Quote the whole listing exactly. Leave the pictures out of your copy.

-- Start INPUT FOR THIS TASK --

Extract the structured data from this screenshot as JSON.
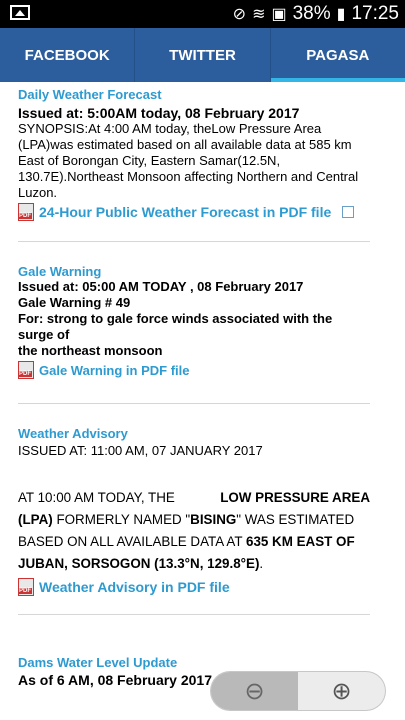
{
  "status_bar": {
    "battery": "38%",
    "time": "17:25",
    "icons": [
      "gallery-icon",
      "muted-icon",
      "wifi-icon",
      "no-sim-icon",
      "battery-charging-icon"
    ]
  },
  "tabs": [
    {
      "label": "FACEBOOK"
    },
    {
      "label": "TWITTER"
    },
    {
      "label": "PAGASA",
      "active": true
    }
  ],
  "forecast": {
    "title": "Daily Weather Forecast",
    "issued": "Issued at: 5:00AM today, 08 February 2017",
    "synopsis_lines": [
      "SYNOPSIS:At 4:00 AM today, theLow Pressure Area",
      "(LPA)was estimated based on all available data at 585 km",
      "East of Borongan City, Eastern Samar(12.5N,",
      "130.7E).Northeast Monsoon affecting Northern and Central",
      "Luzon."
    ],
    "pdf_link": "24-Hour Public Weather Forecast in PDF file"
  },
  "gale": {
    "title": "Gale Warning",
    "issued": "Issued at: 05:00 AM TODAY , 08 February 2017",
    "number": "Gale Warning # 49",
    "for_line_1": "For: strong to gale force winds associated with the surge of",
    "for_line_2": "the northeast monsoon",
    "pdf_link": "Gale Warning in PDF file"
  },
  "advisory": {
    "title": "Weather Advisory",
    "issued": "ISSUED AT: 11:00 AM, 07 JANUARY 2017",
    "p1_a": "AT 10:00 AM TODAY, THE ",
    "p1_b": "LOW PRESSURE AREA",
    "p2_a": "(LPA)",
    "p2_b": " FORMERLY NAMED \"",
    "p2_c": "BISING",
    "p2_d": "\" WAS ESTIMATED",
    "p3_a": "BASED ON ALL AVAILABLE DATA AT ",
    "p3_b": "635 KM EAST OF",
    "p4_a": "JUBAN, SORSOGON (13.3°N, 129.8°E)",
    "p4_b": ".",
    "pdf_link": "Weather Advisory in PDF file"
  },
  "dams": {
    "title": "Dams Water Level Update",
    "asof": "As of 6 AM, 08 February  2017"
  },
  "zoom": {
    "out": "zoom-out-icon",
    "in": "zoom-in-icon"
  }
}
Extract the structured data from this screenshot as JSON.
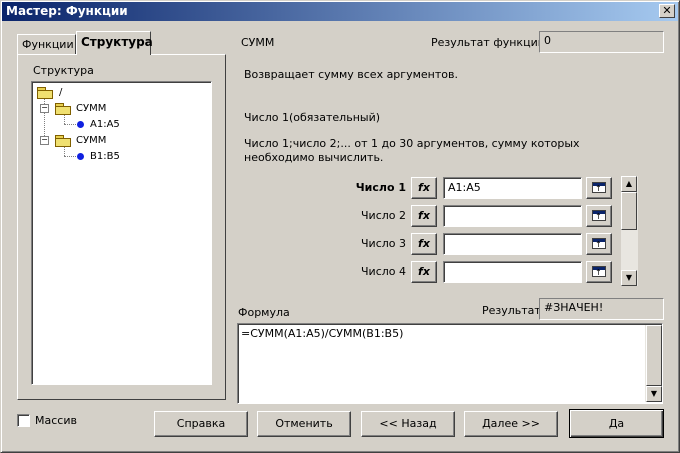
{
  "window": {
    "title": "Мастер: Функции",
    "close_glyph": "✕"
  },
  "tabs": [
    {
      "label": "Функции"
    },
    {
      "label": "Структура"
    }
  ],
  "structure": {
    "label": "Структура",
    "root": "/",
    "nodes": [
      {
        "label": "СУММ",
        "child": "A1:A5"
      },
      {
        "label": "СУММ",
        "child": "B1:B5"
      }
    ]
  },
  "function": {
    "name": "СУММ",
    "result_label": "Результат функции",
    "result_value": "0",
    "description": "Возвращает сумму всех аргументов.",
    "arg_title": "Число 1(обязательный)",
    "arg_description": "Число 1;число 2;... от 1 до 30 аргументов, сумму которых необходимо вычислить."
  },
  "args": [
    {
      "label": "Число 1",
      "value": "A1:A5"
    },
    {
      "label": "Число 2",
      "value": ""
    },
    {
      "label": "Число 3",
      "value": ""
    },
    {
      "label": "Число 4",
      "value": ""
    }
  ],
  "fx_label": "fx",
  "formula": {
    "label": "Формула",
    "result_label": "Результат",
    "result_value": "#ЗНАЧЕН!",
    "text": "=СУММ(A1:A5)/СУММ(B1:B5)"
  },
  "array_checkbox": {
    "label": "Массив",
    "checked": false
  },
  "buttons": {
    "help": "Справка",
    "cancel": "Отменить",
    "back": "<< Назад",
    "next": "Далее >>",
    "ok": "Да"
  },
  "scroll_up_glyph": "▲",
  "scroll_down_glyph": "▼"
}
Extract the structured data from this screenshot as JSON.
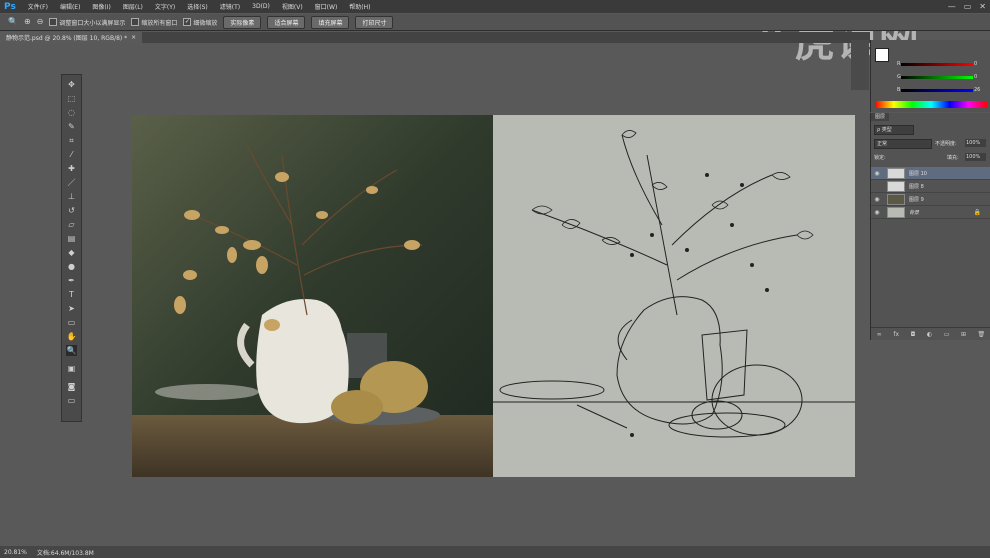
{
  "app": {
    "logo": "Ps"
  },
  "menu": [
    "文件(F)",
    "编辑(E)",
    "图像(I)",
    "图层(L)",
    "文字(Y)",
    "选择(S)",
    "滤镜(T)",
    "3D(D)",
    "视图(V)",
    "窗口(W)",
    "帮助(H)"
  ],
  "window_controls": {
    "min": "—",
    "max": "▭",
    "close": "✕"
  },
  "options": {
    "resize_windows": "调整窗口大小以满屏显示",
    "zoom_all": "缩放所有窗口",
    "scrubby_zoom": "细微缩放",
    "btn_actual": "实际像素",
    "btn_fit": "适合屏幕",
    "btn_fill": "填充屏幕",
    "btn_print": "打印尺寸"
  },
  "document_tab": {
    "title": "静物示范.psd @ 20.8% (图层 10, RGB/8) *",
    "close": "×"
  },
  "color_panel": {
    "labels": [
      "R",
      "G",
      "B"
    ],
    "values": [
      "0",
      "0",
      "26"
    ]
  },
  "layers_panel": {
    "tab": "图层",
    "filter": "ρ 类型",
    "blend_mode": "正常",
    "opacity_label": "不透明度:",
    "opacity_value": "100%",
    "lock_label": "锁定:",
    "fill_label": "填充:",
    "fill_value": "100%",
    "layers": [
      {
        "name": "图层 10",
        "visible": true,
        "selected": true
      },
      {
        "name": "图层 8",
        "visible": false,
        "selected": false
      },
      {
        "name": "图层 9",
        "visible": true,
        "selected": false
      },
      {
        "name": "背景",
        "visible": true,
        "selected": false
      }
    ]
  },
  "status": {
    "zoom": "20.81%",
    "doc": "文档:64.6M/103.8M"
  },
  "watermark": {
    "text": "虎课网",
    "prefix": "lE"
  }
}
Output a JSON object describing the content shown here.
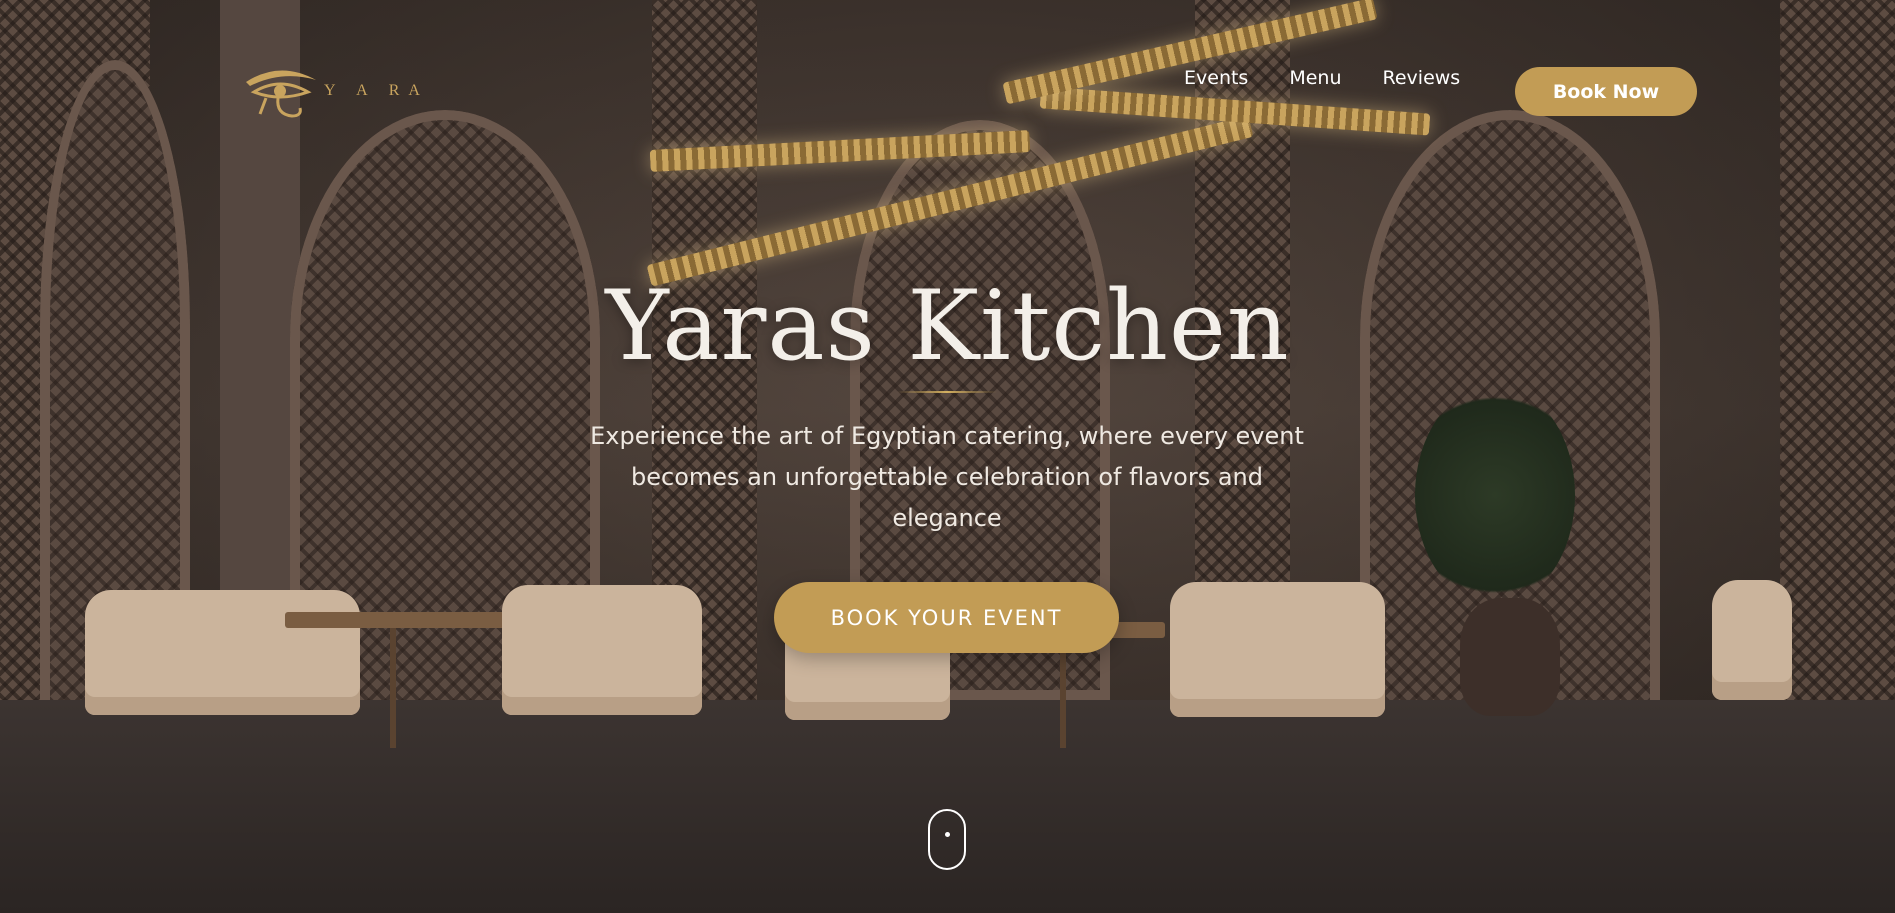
{
  "brand": {
    "logo_text": "Y A RA"
  },
  "nav": {
    "items": [
      "Events",
      "Menu",
      "Reviews"
    ],
    "book_now": "Book Now"
  },
  "hero": {
    "title": "Yaras Kitchen",
    "subtitle": "Experience the art of Egyptian catering, where every event becomes an unforgettable celebration of flavors and elegance",
    "cta": "BOOK YOUR EVENT"
  },
  "colors": {
    "accent": "#c29c55",
    "text": "#ffffff"
  }
}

-- End INPUT FOR THIS TASK --

REPLY TO THE EXERCISE:
Extract the structured data from this screenshot as JSON.
{
  "status_bar": {
    "battery": "38%",
    "time": "17:25",
    "icons": [
      "gallery-icon",
      "muted-icon",
      "wifi-icon",
      "no-sim-icon",
      "battery-charging-icon"
    ]
  },
  "tabs": [
    {
      "label": "FACEBOOK"
    },
    {
      "label": "TWITTER"
    },
    {
      "label": "PAGASA",
      "active": true
    }
  ],
  "forecast": {
    "title": "Daily Weather Forecast",
    "issued": "Issued at: 5:00AM today, 08 February 2017",
    "synopsis_lines": [
      "SYNOPSIS:At 4:00 AM today, theLow Pressure Area",
      "(LPA)was estimated based on all available data at 585 km",
      "East of Borongan City, Eastern Samar(12.5N,",
      "130.7E).Northeast Monsoon affecting Northern and Central",
      "Luzon."
    ],
    "pdf_link": "24-Hour Public Weather Forecast in PDF file"
  },
  "gale": {
    "title": "Gale Warning",
    "issued": "Issued at: 05:00 AM TODAY , 08 February 2017",
    "number": "Gale Warning # 49",
    "for_line_1": "For: strong to gale force winds associated with the surge of",
    "for_line_2": "the northeast monsoon",
    "pdf_link": "Gale Warning in PDF file"
  },
  "advisory": {
    "title": "Weather Advisory",
    "issued": "ISSUED AT: 11:00 AM, 07 JANUARY 2017",
    "p1_a": "AT 10:00 AM TODAY, THE ",
    "p1_b": "LOW PRESSURE AREA",
    "p2_a": "(LPA)",
    "p2_b": " FORMERLY NAMED \"",
    "p2_c": "BISING",
    "p2_d": "\" WAS ESTIMATED",
    "p3_a": "BASED ON ALL AVAILABLE DATA AT ",
    "p3_b": "635 KM EAST OF",
    "p4_a": "JUBAN, SORSOGON (13.3°N, 129.8°E)",
    "p4_b": ".",
    "pdf_link": "Weather Advisory in PDF file"
  },
  "dams": {
    "title": "Dams Water Level Update",
    "asof": "As of 6 AM, 08 February  2017"
  },
  "zoom": {
    "out": "zoom-out-icon",
    "in": "zoom-in-icon"
  }
}
Extract the structured data from this screenshot as JSON.
{
  "window": {
    "title": "Мастер: Функции",
    "close_glyph": "✕"
  },
  "tabs": [
    {
      "label": "Функции"
    },
    {
      "label": "Структура"
    }
  ],
  "structure": {
    "label": "Структура",
    "root": "/",
    "nodes": [
      {
        "label": "СУММ",
        "child": "A1:A5"
      },
      {
        "label": "СУММ",
        "child": "B1:B5"
      }
    ]
  },
  "function": {
    "name": "СУММ",
    "result_label": "Результат функции",
    "result_value": "0",
    "description": "Возвращает сумму всех аргументов.",
    "arg_title": "Число 1(обязательный)",
    "arg_description": "Число 1;число 2;... от 1 до 30 аргументов, сумму которых необходимо вычислить."
  },
  "args": [
    {
      "label": "Число 1",
      "value": "A1:A5"
    },
    {
      "label": "Число 2",
      "value": ""
    },
    {
      "label": "Число 3",
      "value": ""
    },
    {
      "label": "Число 4",
      "value": ""
    }
  ],
  "fx_label": "fx",
  "formula": {
    "label": "Формула",
    "result_label": "Результат",
    "result_value": "#ЗНАЧЕН!",
    "text": "=СУММ(A1:A5)/СУММ(B1:B5)"
  },
  "array_checkbox": {
    "label": "Массив",
    "checked": false
  },
  "buttons": {
    "help": "Справка",
    "cancel": "Отменить",
    "back": "<< Назад",
    "next": "Далее >>",
    "ok": "Да"
  },
  "scroll_up_glyph": "▲",
  "scroll_down_glyph": "▼"
}
Extract the structured data from this screenshot as JSON.
{
  "app": {
    "logo": "Ps"
  },
  "menu": [
    "文件(F)",
    "编辑(E)",
    "图像(I)",
    "图层(L)",
    "文字(Y)",
    "选择(S)",
    "滤镜(T)",
    "3D(D)",
    "视图(V)",
    "窗口(W)",
    "帮助(H)"
  ],
  "window_controls": {
    "min": "—",
    "max": "▭",
    "close": "✕"
  },
  "options": {
    "resize_windows": "调整窗口大小以满屏显示",
    "zoom_all": "缩放所有窗口",
    "scrubby_zoom": "细微缩放",
    "btn_actual": "实际像素",
    "btn_fit": "适合屏幕",
    "btn_fill": "填充屏幕",
    "btn_print": "打印尺寸"
  },
  "document_tab": {
    "title": "静物示范.psd @ 20.8% (图层 10, RGB/8) *",
    "close": "×"
  },
  "color_panel": {
    "labels": [
      "R",
      "G",
      "B"
    ],
    "values": [
      "0",
      "0",
      "26"
    ]
  },
  "layers_panel": {
    "tab": "图层",
    "filter": "ρ 类型",
    "blend_mode": "正常",
    "opacity_label": "不透明度:",
    "opacity_value": "100%",
    "lock_label": "锁定:",
    "fill_label": "填充:",
    "fill_value": "100%",
    "layers": [
      {
        "name": "图层 10",
        "visible": true,
        "selected": true
      },
      {
        "name": "图层 8",
        "visible": false,
        "selected": false
      },
      {
        "name": "图层 9",
        "visible": true,
        "selected": false
      },
      {
        "name": "背景",
        "visible": true,
        "selected": false
      }
    ]
  },
  "status": {
    "zoom": "20.81%",
    "doc": "文档:64.6M/103.8M"
  },
  "watermark": {
    "text": "虎课网",
    "prefix": "lE"
  }
}
Output a JSON object describing the content shown here.
{
  "brand": {
    "logo_text": "Y A RA"
  },
  "nav": {
    "items": [
      "Events",
      "Menu",
      "Reviews"
    ],
    "book_now": "Book Now"
  },
  "hero": {
    "title": "Yaras Kitchen",
    "subtitle": "Experience the art of Egyptian catering, where every event becomes an unforgettable celebration of flavors and elegance",
    "cta": "BOOK YOUR EVENT"
  },
  "colors": {
    "accent": "#c29c55",
    "text": "#ffffff"
  }
}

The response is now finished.